WHAT TO WORK ON:
Omit every picture and output the rest of the records exactly as they are.

--- DATASET ---

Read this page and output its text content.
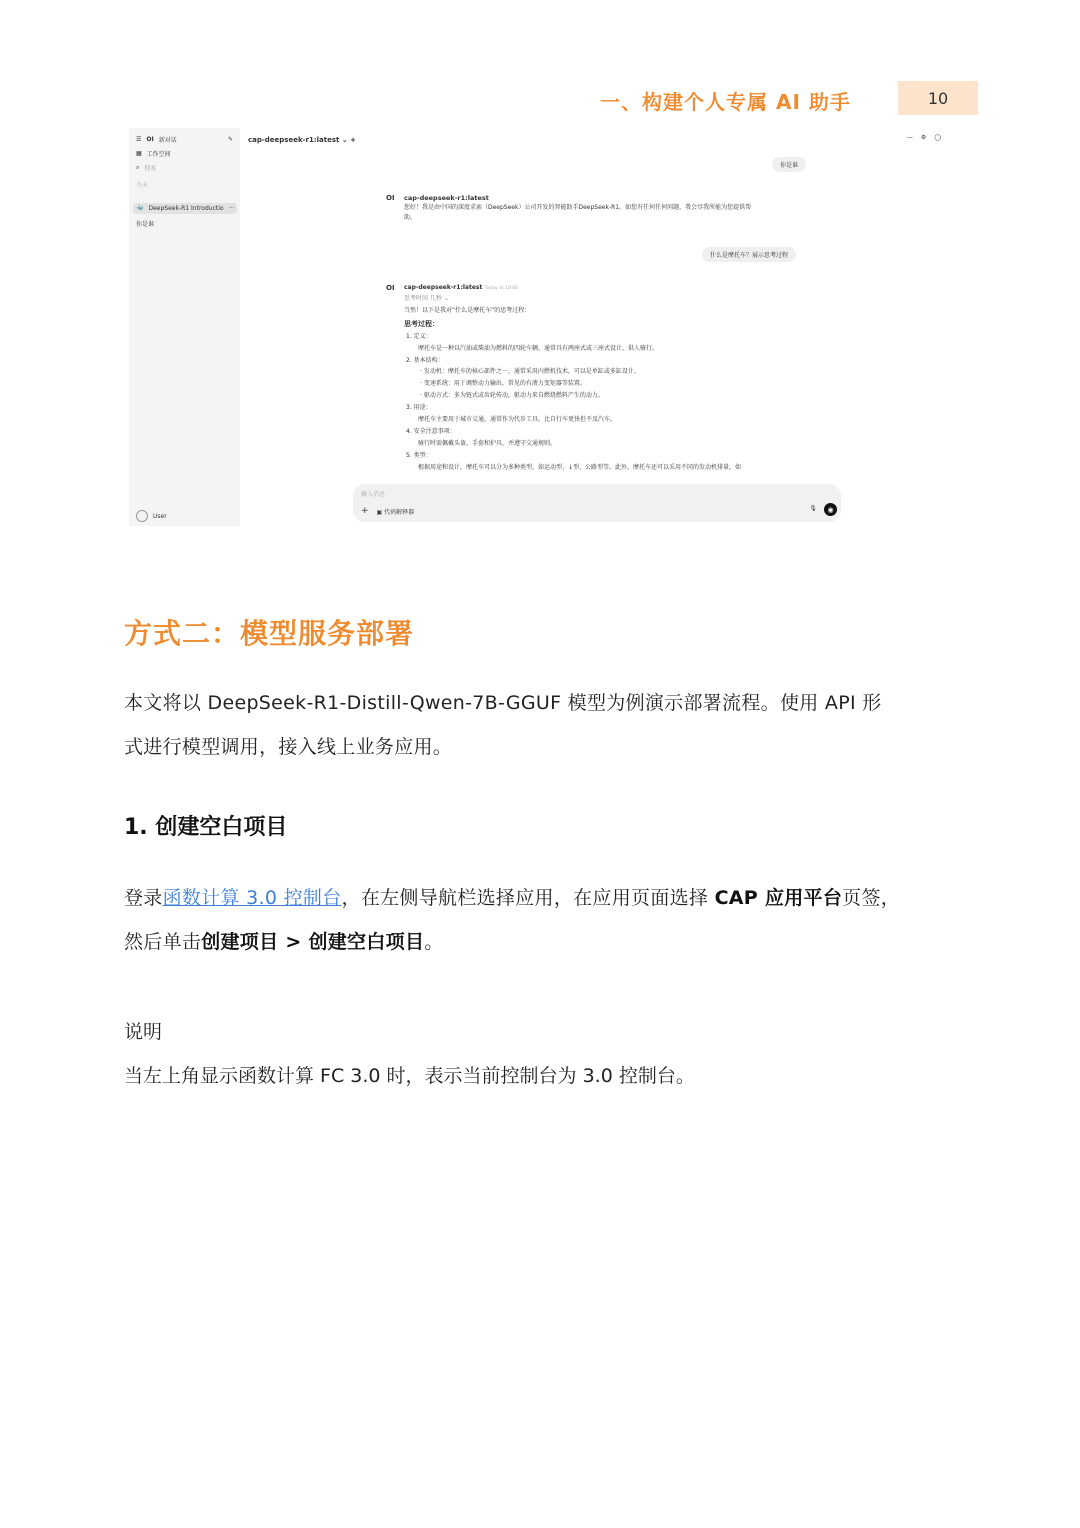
一、构建个人专属 AI 助手	10
☰ OI 新对话	✎
▦ 工作空间
⌕ 搜索
今天
🐳 DeepSeek-R1 Introductio ···
你是谁
User
cap-deepseek-r1:latest ⌄ +	— ⚙ ◯
你是谁
OI cap-deepseek-r1:latest
您好！我是由中国的深度求索（DeepSeek）公司开发的智能助手DeepSeek-R1。如您有任何任何问题，我会尽我所能为您提供帮
助。
什么是摩托车？展示思考过程
OI cap-deepseek-r1:latest Today at 10:00
思考时间 几秒 ⌄
当然！以下是我对“什么是摩托车”的思考过程：
思考过程：
1. 定义：
摩托车是一种以汽油或柴油为燃料的四轮车辆，通常具有两座式或三座式设计，供人骑行。
2. 基本结构：
· 发动机：摩托车的核心部件之一，通常采用内燃机技术，可以是单缸或多缸设计。
· 变速系统：用于调整动力输出，常见的有液力变矩器等装置。
· 驱动方式：多为链式或齿轮传动，驱动力来自燃烧燃料产生的动力。
3. 用途：
摩托车主要用于城市交通，通常作为代步工具，比自行车更快但不及汽车。
4. 安全注意事项：
骑行时需佩戴头盔、手套和护具，并遵守交通规则。
5. 类型：
根据用途和设计，摩托车可以分为多种类型，如运动型、↓型、公路型等。此外，摩托车还可以采用不同的发动机排量，如
输入消息
+ ▣ 代码解释器	🎙	◉
方式二：模型服务部署
本文将以 DeepSeek-R1-Distill-Qwen-7B-GGUF 模型为例演示部署流程。使用 API 形
式进行模型调用，接入线上业务应用。
1. 创建空白项目
登录函数计算 3.0 控制台，在左侧导航栏选择应用，在应用页面选择 CAP 应用平台页签，
然后单击创建项目 > 创建空白项目。
说明
当左上角显示函数计算 FC 3.0 时，表示当前控制台为 3.0 控制台。
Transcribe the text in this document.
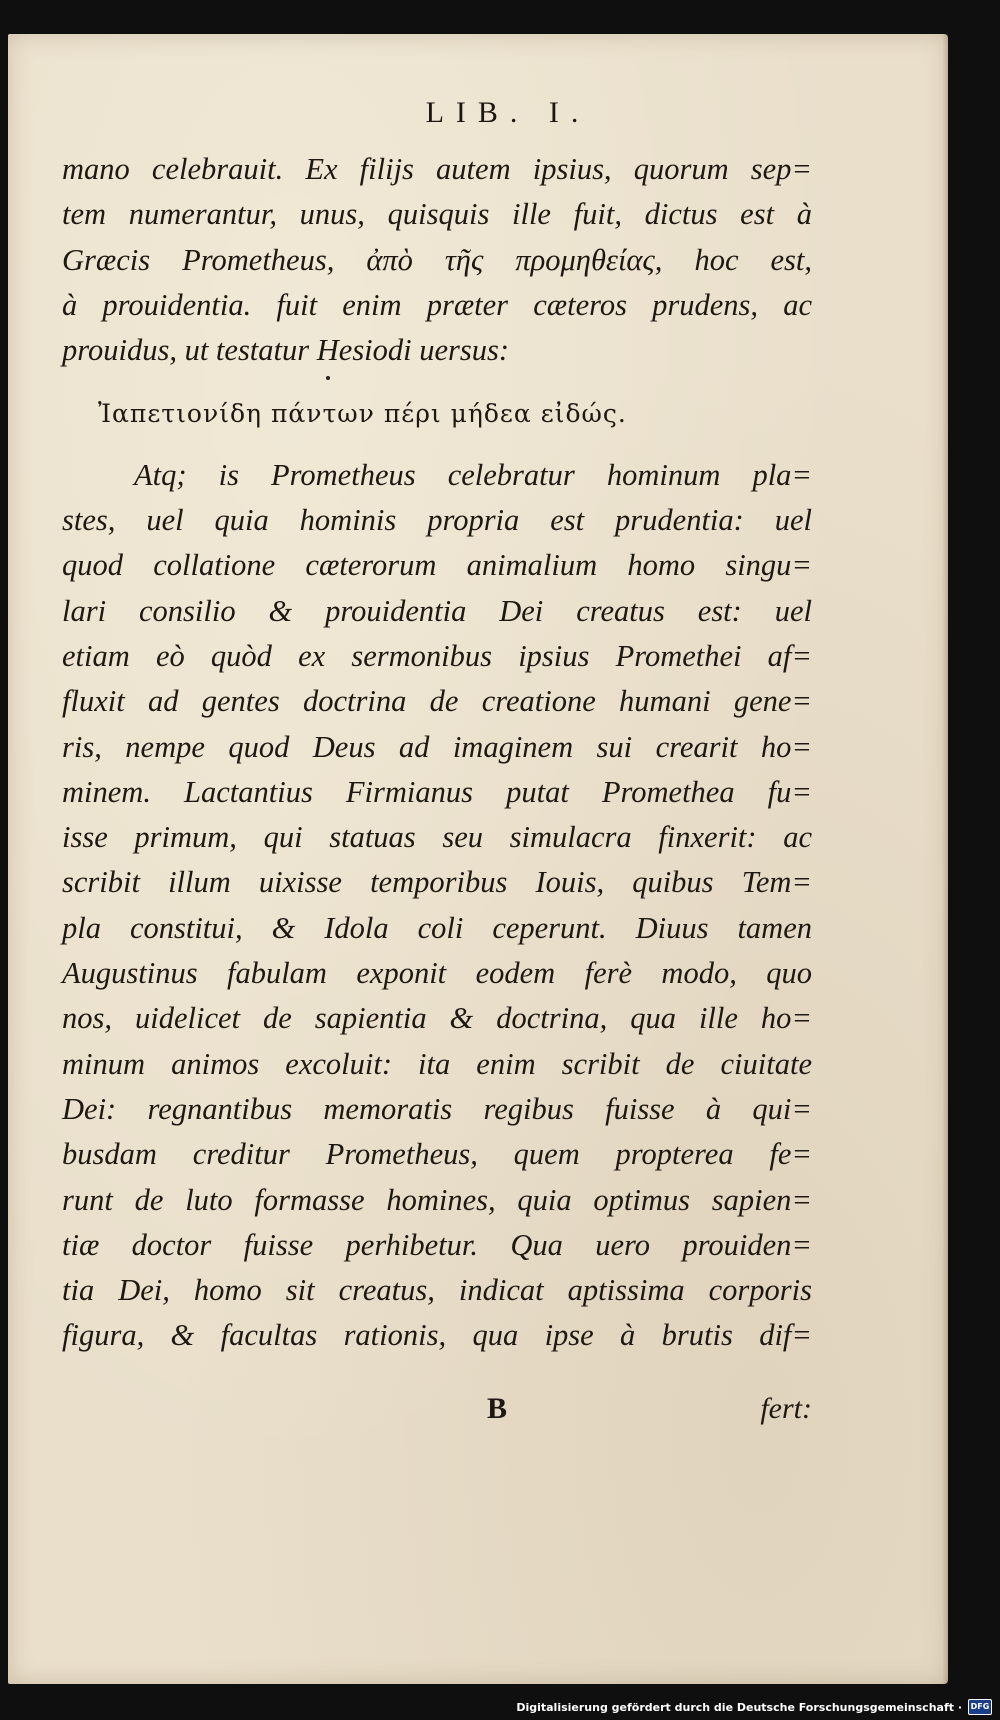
LIB. I.
mano celebrauit. Ex filijs autem ipsius, quorum sep=
tem numerantur, unus, quisquis ille fuit, dictus est à
Græcis Prometheus, ἀπὸ τῆς προμηθείας, hoc est,
à prouidentia. fuit enim præter cæteros prudens, ac
prouidus, ut testatur Hesiodi uersus:
Ἰαπετιονίδη πάντων πέρι μήδεα εἰδώς.
Atq; is Prometheus celebratur hominum pla=
stes, uel quia hominis propria est prudentia: uel
quod collatione cæterorum animalium homo singu=
lari consilio & prouidentia Dei creatus est: uel
etiam eò quòd ex sermonibus ipsius Promethei af=
fluxit ad gentes doctrina de creatione humani gene=
ris, nempe quod Deus ad imaginem sui crearit ho=
minem. Lactantius Firmianus putat Promethea fu=
isse primum, qui statuas seu simulacra finxerit: ac
scribit illum uixisse temporibus Iouis, quibus Tem=
pla constitui, & Idola coli ceperunt. Diuus tamen
Augustinus fabulam exponit eodem ferè modo, quo
nos, uidelicet de sapientia & doctrina, qua ille ho=
minum animos excoluit: ita enim scribit de ciuitate
Dei: regnantibus memoratis regibus fuisse à qui=
busdam creditur Prometheus, quem propterea fe=
runt de luto formasse homines, quia optimus sapien=
tiæ doctor fuisse perhibetur. Qua uero prouiden=
tia Dei, homo sit creatus, indicat aptissima corporis
figura, & facultas rationis, qua ipse à brutis dif=
B	fert:
Digitalisierung gefördert durch die Deutsche Forschungsgemeinschaft ·	DFG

---

RESULT FOR THIS TASK:
Read this page and output its text content.
一、构建个人专属 AI 助手	10
☰ OI 新对话	✎
▦ 工作空间
⌕ 搜索
今天
🐳 DeepSeek-R1 Introductio ···
你是谁
User
cap-deepseek-r1:latest ⌄ +	— ⚙ ◯
你是谁
OI cap-deepseek-r1:latest
您好！我是由中国的深度求索（DeepSeek）公司开发的智能助手DeepSeek-R1。如您有任何任何问题，我会尽我所能为您提供帮
助。
什么是摩托车？展示思考过程
OI cap-deepseek-r1:latest Today at 10:00
思考时间 几秒 ⌄
当然！以下是我对“什么是摩托车”的思考过程：
思考过程：
1. 定义：
摩托车是一种以汽油或柴油为燃料的四轮车辆，通常具有两座式或三座式设计，供人骑行。
2. 基本结构：
· 发动机：摩托车的核心部件之一，通常采用内燃机技术，可以是单缸或多缸设计。
· 变速系统：用于调整动力输出，常见的有液力变矩器等装置。
· 驱动方式：多为链式或齿轮传动，驱动力来自燃烧燃料产生的动力。
3. 用途：
摩托车主要用于城市交通，通常作为代步工具，比自行车更快但不及汽车。
4. 安全注意事项：
骑行时需佩戴头盔、手套和护具，并遵守交通规则。
5. 类型：
根据用途和设计，摩托车可以分为多种类型，如运动型、↓型、公路型等。此外，摩托车还可以采用不同的发动机排量，如
输入消息
+ ▣ 代码解释器	🎙	◉
方式二：模型服务部署
本文将以 DeepSeek-R1-Distill-Qwen-7B-GGUF 模型为例演示部署流程。使用 API 形
式进行模型调用，接入线上业务应用。
1. 创建空白项目
登录函数计算 3.0 控制台，在左侧导航栏选择应用，在应用页面选择 CAP 应用平台页签，
然后单击创建项目 > 创建空白项目。
说明
当左上角显示函数计算 FC 3.0 时，表示当前控制台为 3.0 控制台。
Transcribe the text in this document.
LIB. I.
mano celebrauit. Ex filijs autem ipsius, quorum sep=
tem numerantur, unus, quisquis ille fuit, dictus est à
Græcis Prometheus, ἀπὸ τῆς προμηθείας, hoc est,
à prouidentia. fuit enim præter cæteros prudens, ac
prouidus, ut testatur Hesiodi uersus:
Ἰαπετιονίδη πάντων πέρι μήδεα εἰδώς.
Atq; is Prometheus celebratur hominum pla=
stes, uel quia hominis propria est prudentia: uel
quod collatione cæterorum animalium homo singu=
lari consilio & prouidentia Dei creatus est: uel
etiam eò quòd ex sermonibus ipsius Promethei af=
fluxit ad gentes doctrina de creatione humani gene=
ris, nempe quod Deus ad imaginem sui crearit ho=
minem. Lactantius Firmianus putat Promethea fu=
isse primum, qui statuas seu simulacra finxerit: ac
scribit illum uixisse temporibus Iouis, quibus Tem=
pla constitui, & Idola coli ceperunt. Diuus tamen
Augustinus fabulam exponit eodem ferè modo, quo
nos, uidelicet de sapientia & doctrina, qua ille ho=
minum animos excoluit: ita enim scribit de ciuitate
Dei: regnantibus memoratis regibus fuisse à qui=
busdam creditur Prometheus, quem propterea fe=
runt de luto formasse homines, quia optimus sapien=
tiæ doctor fuisse perhibetur. Qua uero prouiden=
tia Dei, homo sit creatus, indicat aptissima corporis
figura, & facultas rationis, qua ipse à brutis dif=
B	fert:
Digitalisierung gefördert durch die Deutsche Forschungsgemeinschaft ·	DFG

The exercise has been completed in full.